-- EXERCISES --
1) In the Katrine Abel profile, recast the paragraph beginning "Abel played 78 times" as a short bulleted list that keeps its main facts.
2) Answer these from the Katrine Abel profile, one answer per line, marked as the questions are:
(a) On what date was Abel born?
(b) For which club did she play 78 times in all competitions?
(c) Which team beat Denmark 3–2 in the friendly where she made her international debut?
3) Reproduce the passage of the Katrine Abel profile starting with "Katrine Louise Abel" and going on through "Denmark national team.".

-- TEXT SEGMENT --

··········

Katrine Louise Abel (born 28 June 1990) is a Danish football goalkeeper who plays for Brøndby IF of Denmark's Elitedivisionen. In 2015, she won her first cap for the senior Denmark national team.

Club career
Abel played 78 times in all competitions for Varde IF. She moved on to Taastrup FC, but became a free agent when the club withdrew from the Elitedivisionen in December 2013. In January 2014 Abel trained with reigning champions Brøndby IF and agreed a one-year contract with the club.

International career

As an uncapped player, Abel was called up to be part of the national team for UEFA Women's Euro 2013. She made her international debut for Denmark in January 2015, playing the second half of a 3–2 friendly defeat by New Zealand in Belek, Turkey.

··········

-- DATA PROVIDED --

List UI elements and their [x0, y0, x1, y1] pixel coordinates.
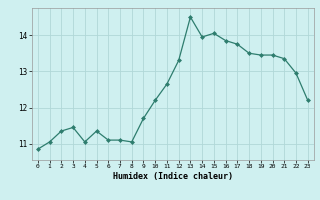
X-axis label: Humidex (Indice chaleur): Humidex (Indice chaleur) [113, 172, 233, 181]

··········

-- RESULTS OF THE EXERCISE --
1)
- Played 78 matches in all competitions for Varde IF.
- Moved to Taastrup FC, then became a free agent when that club withdrew from the Elitedivisionen in December 2013.
- Trained with reigning champions Brøndby IF in January 2014 and agreed a one-year contract with them.

2)
(a) 28 June 1990
(b) Varde IF
(c) New Zealand

3)
Katrine Louise Abel (born 28 June 1990) is a Danish football goalkeeper who plays for Brøndby IF of Denmark's Elitedivisionen. In 2015, she won her first cap for the senior Denmark national team.